[start]
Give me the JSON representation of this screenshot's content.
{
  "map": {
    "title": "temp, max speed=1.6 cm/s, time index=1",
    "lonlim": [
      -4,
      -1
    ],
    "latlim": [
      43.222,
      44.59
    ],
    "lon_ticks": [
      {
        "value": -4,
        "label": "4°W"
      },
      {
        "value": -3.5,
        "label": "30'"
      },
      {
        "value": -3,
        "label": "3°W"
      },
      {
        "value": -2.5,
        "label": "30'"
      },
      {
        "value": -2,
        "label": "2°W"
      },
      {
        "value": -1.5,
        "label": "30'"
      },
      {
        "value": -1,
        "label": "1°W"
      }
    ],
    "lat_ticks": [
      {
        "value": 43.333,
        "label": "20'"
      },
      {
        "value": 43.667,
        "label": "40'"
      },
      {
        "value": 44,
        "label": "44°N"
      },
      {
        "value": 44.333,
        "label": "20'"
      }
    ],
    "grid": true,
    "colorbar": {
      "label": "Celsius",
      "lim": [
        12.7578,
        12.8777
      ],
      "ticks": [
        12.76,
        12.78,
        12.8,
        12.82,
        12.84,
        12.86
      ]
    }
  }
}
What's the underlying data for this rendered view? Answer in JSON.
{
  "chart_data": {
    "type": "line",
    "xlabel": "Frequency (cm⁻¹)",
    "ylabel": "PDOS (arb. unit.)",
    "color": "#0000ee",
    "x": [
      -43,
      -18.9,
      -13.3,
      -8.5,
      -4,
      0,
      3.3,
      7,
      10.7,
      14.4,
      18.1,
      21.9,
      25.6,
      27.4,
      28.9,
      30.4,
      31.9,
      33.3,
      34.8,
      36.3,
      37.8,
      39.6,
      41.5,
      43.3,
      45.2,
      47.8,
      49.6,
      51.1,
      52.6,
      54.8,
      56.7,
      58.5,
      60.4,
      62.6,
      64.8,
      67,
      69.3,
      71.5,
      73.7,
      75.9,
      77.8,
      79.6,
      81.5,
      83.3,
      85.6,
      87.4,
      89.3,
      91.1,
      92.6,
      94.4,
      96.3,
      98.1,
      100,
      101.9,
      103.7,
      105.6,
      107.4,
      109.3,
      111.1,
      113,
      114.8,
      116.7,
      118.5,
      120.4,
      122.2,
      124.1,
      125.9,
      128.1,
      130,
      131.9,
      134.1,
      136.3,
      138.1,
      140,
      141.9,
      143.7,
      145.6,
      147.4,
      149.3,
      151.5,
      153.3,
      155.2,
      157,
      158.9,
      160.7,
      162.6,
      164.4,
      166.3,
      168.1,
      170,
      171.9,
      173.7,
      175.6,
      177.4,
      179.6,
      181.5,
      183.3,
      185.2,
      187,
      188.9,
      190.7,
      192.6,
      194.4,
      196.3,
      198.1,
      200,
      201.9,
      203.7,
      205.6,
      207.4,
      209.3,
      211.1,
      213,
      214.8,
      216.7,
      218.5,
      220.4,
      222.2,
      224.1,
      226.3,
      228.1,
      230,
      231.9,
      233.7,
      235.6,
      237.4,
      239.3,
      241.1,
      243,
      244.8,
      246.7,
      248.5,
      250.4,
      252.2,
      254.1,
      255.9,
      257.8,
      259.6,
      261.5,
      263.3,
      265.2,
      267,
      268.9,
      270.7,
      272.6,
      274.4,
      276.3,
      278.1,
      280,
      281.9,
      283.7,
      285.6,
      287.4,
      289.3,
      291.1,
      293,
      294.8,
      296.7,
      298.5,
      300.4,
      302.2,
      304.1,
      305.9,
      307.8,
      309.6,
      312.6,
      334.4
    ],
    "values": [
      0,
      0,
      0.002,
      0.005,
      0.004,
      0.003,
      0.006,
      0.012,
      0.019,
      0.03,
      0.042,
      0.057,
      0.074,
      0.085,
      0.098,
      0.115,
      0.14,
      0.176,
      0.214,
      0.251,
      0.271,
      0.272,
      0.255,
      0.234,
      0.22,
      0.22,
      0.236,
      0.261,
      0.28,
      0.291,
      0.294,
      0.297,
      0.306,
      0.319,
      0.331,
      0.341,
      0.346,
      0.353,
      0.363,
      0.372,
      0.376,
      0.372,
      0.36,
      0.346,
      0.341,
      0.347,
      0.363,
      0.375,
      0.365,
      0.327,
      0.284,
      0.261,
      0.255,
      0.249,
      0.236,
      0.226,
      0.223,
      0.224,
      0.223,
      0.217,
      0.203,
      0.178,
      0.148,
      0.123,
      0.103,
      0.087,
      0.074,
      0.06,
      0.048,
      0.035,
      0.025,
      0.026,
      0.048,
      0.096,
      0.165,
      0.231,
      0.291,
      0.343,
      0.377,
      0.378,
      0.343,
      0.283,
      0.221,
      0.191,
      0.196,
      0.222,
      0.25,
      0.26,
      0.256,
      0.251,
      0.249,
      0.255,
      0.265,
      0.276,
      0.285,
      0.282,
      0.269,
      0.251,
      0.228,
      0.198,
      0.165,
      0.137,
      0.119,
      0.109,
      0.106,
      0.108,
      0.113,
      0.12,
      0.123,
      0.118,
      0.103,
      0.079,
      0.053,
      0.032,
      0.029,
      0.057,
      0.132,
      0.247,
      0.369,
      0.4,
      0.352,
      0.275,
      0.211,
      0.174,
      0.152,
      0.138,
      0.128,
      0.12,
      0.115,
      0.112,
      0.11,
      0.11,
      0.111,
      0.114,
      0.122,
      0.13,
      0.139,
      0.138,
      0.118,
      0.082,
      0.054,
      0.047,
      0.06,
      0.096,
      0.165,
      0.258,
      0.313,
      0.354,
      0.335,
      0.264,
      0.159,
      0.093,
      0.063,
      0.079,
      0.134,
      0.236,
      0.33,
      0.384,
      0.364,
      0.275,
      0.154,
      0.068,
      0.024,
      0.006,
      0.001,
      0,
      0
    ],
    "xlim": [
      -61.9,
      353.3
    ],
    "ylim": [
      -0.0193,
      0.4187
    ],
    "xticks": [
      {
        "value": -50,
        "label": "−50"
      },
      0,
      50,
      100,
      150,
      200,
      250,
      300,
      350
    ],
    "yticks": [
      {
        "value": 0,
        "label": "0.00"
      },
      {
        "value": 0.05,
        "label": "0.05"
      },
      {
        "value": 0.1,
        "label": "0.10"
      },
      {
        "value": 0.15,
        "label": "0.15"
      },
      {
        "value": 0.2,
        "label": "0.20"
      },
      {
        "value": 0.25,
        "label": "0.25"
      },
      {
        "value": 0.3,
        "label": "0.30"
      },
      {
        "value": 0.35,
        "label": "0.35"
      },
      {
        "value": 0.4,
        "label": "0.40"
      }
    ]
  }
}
[end]
## REQUEST
Go through the records above, find every line with the word "this", and list those lines.

## RESPONSE BELOW
Give me the JSON representation of this screenshot's content.
What's the underlying data for this rendered view? Answer in JSON.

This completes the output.